►

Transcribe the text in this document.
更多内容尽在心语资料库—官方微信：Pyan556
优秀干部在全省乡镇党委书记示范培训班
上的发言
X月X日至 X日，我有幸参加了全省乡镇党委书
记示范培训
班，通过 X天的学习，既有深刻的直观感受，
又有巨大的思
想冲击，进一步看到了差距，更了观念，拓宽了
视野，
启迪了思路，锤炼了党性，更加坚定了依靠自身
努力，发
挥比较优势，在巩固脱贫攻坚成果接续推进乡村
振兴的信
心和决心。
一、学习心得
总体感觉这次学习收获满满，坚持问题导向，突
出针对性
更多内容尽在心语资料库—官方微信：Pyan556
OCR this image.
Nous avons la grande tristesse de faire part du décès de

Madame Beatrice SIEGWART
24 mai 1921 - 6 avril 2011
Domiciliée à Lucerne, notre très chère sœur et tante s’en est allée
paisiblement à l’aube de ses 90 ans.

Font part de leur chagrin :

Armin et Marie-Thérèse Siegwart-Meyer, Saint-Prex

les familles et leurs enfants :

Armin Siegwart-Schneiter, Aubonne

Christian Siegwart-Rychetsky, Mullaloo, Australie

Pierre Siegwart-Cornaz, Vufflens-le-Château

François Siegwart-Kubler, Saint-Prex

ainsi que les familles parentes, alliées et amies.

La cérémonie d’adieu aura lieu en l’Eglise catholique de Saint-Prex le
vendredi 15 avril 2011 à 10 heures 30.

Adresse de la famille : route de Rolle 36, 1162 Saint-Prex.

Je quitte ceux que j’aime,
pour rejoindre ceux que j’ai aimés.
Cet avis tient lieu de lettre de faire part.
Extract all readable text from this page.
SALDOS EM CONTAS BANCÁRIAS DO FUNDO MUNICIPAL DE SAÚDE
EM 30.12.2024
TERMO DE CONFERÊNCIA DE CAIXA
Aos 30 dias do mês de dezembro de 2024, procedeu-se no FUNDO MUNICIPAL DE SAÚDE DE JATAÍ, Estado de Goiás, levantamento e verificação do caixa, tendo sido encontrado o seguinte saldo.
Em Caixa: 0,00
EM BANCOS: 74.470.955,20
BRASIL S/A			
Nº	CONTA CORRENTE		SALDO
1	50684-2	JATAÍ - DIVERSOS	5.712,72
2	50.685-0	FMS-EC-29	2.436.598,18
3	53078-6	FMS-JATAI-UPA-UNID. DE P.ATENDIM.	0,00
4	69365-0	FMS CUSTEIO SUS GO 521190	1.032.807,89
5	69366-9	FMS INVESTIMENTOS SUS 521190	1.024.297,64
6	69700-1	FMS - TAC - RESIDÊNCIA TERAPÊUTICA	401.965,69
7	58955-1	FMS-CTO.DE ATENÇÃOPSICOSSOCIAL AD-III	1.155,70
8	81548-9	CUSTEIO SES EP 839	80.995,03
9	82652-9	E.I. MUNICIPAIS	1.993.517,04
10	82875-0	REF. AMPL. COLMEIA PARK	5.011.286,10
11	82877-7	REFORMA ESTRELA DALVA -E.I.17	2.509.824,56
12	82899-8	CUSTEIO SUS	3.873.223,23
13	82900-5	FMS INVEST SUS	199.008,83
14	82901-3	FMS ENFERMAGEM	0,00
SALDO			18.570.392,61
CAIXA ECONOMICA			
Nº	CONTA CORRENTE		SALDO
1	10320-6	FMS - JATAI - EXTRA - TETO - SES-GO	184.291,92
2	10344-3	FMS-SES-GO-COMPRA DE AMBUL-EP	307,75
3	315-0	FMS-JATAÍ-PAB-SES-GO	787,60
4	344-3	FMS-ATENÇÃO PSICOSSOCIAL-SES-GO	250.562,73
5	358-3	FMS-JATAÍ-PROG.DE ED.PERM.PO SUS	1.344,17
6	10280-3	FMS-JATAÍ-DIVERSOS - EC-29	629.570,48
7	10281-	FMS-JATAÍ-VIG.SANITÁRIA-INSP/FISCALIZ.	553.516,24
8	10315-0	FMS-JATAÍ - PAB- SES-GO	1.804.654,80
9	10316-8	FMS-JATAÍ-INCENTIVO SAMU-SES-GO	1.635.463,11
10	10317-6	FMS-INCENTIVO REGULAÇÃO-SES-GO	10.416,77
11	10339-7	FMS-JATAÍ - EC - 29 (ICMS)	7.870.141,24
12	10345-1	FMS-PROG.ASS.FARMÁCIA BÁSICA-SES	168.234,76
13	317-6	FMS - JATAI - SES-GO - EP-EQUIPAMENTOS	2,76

◄

GIVEN REQUEST -
Set down the listing in full, keeping every word exactly as it is.

SOLUTION BELOW -
Transcribe the text in this document.
更多内容尽在心语资料库—官方微信：Pyan556
优秀干部在全省乡镇党委书记示范培训班
上的发言
X月X日至 X日，我有幸参加了全省乡镇党委书
记示范培训
班，通过 X天的学习，既有深刻的直观感受，
又有巨大的思
想冲击，进一步看到了差距，更了观念，拓宽了
视野，
启迪了思路，锤炼了党性，更加坚定了依靠自身
努力，发
挥比较优势，在巩固脱贫攻坚成果接续推进乡村
振兴的信
心和决心。
一、学习心得
总体感觉这次学习收获满满，坚持问题导向，突
出针对性
更多内容尽在心语资料库—官方微信：Pyan556
OCR this image.
Nous avons la grande tristesse de faire part du décès de

Madame Beatrice SIEGWART
24 mai 1921 - 6 avril 2011
Domiciliée à Lucerne, notre très chère sœur et tante s’en est allée
paisiblement à l’aube de ses 90 ans.

Font part de leur chagrin :

Armin et Marie-Thérèse Siegwart-Meyer, Saint-Prex

les familles et leurs enfants :

Armin Siegwart-Schneiter, Aubonne

Christian Siegwart-Rychetsky, Mullaloo, Australie

Pierre Siegwart-Cornaz, Vufflens-le-Château

François Siegwart-Kubler, Saint-Prex

ainsi que les familles parentes, alliées et amies.

La cérémonie d’adieu aura lieu en l’Eglise catholique de Saint-Prex le
vendredi 15 avril 2011 à 10 heures 30.

Adresse de la famille : route de Rolle 36, 1162 Saint-Prex.

Je quitte ceux que j’aime,
pour rejoindre ceux que j’ai aimés.
Cet avis tient lieu de lettre de faire part.
Extract all readable text from this page.
SALDOS EM CONTAS BANCÁRIAS DO FUNDO MUNICIPAL DE SAÚDE
EM 30.12.2024
TERMO DE CONFERÊNCIA DE CAIXA
Aos 30 dias do mês de dezembro de 2024, procedeu-se no FUNDO MUNICIPAL DE SAÚDE DE JATAÍ, Estado de Goiás, levantamento e verificação do caixa, tendo sido encontrado o seguinte saldo.
Em Caixa: 0,00
EM BANCOS: 74.470.955,20
BRASIL S/A			
Nº	CONTA CORRENTE		SALDO
1	50684-2	JATAÍ - DIVERSOS	5.712,72
2	50.685-0	FMS-EC-29	2.436.598,18
3	53078-6	FMS-JATAI-UPA-UNID. DE P.ATENDIM.	0,00
4	69365-0	FMS CUSTEIO SUS GO 521190	1.032.807,89
5	69366-9	FMS INVESTIMENTOS SUS 521190	1.024.297,64
6	69700-1	FMS - TAC - RESIDÊNCIA TERAPÊUTICA	401.965,69
7	58955-1	FMS-CTO.DE ATENÇÃOPSICOSSOCIAL AD-III	1.155,70
8	81548-9	CUSTEIO SES EP 839	80.995,03
9	82652-9	E.I. MUNICIPAIS	1.993.517,04
10	82875-0	REF. AMPL. COLMEIA PARK	5.011.286,10
11	82877-7	REFORMA ESTRELA DALVA -E.I.17	2.509.824,56
12	82899-8	CUSTEIO SUS	3.873.223,23
13	82900-5	FMS INVEST SUS	199.008,83
14	82901-3	FMS ENFERMAGEM	0,00
SALDO			18.570.392,61
CAIXA ECONOMICA			
Nº	CONTA CORRENTE		SALDO
1	10320-6	FMS - JATAI - EXTRA - TETO - SES-GO	184.291,92
2	10344-3	FMS-SES-GO-COMPRA DE AMBUL-EP	307,75
3	315-0	FMS-JATAÍ-PAB-SES-GO	787,60
4	344-3	FMS-ATENÇÃO PSICOSSOCIAL-SES-GO	250.562,73
5	358-3	FMS-JATAÍ-PROG.DE ED.PERM.PO SUS	1.344,17
6	10280-3	FMS-JATAÍ-DIVERSOS - EC-29	629.570,48
7	10281-	FMS-JATAÍ-VIG.SANITÁRIA-INSP/FISCALIZ.	553.516,24
8	10315-0	FMS-JATAÍ - PAB- SES-GO	1.804.654,80
9	10316-8	FMS-JATAÍ-INCENTIVO SAMU-SES-GO	1.635.463,11
10	10317-6	FMS-INCENTIVO REGULAÇÃO-SES-GO	10.416,77
11	10339-7	FMS-JATAÍ - EC - 29 (ICMS)	7.870.141,24
12	10345-1	FMS-PROG.ASS.FARMÁCIA BÁSICA-SES	168.234,76
13	317-6	FMS - JATAI - SES-GO - EP-EQUIPAMENTOS	2,76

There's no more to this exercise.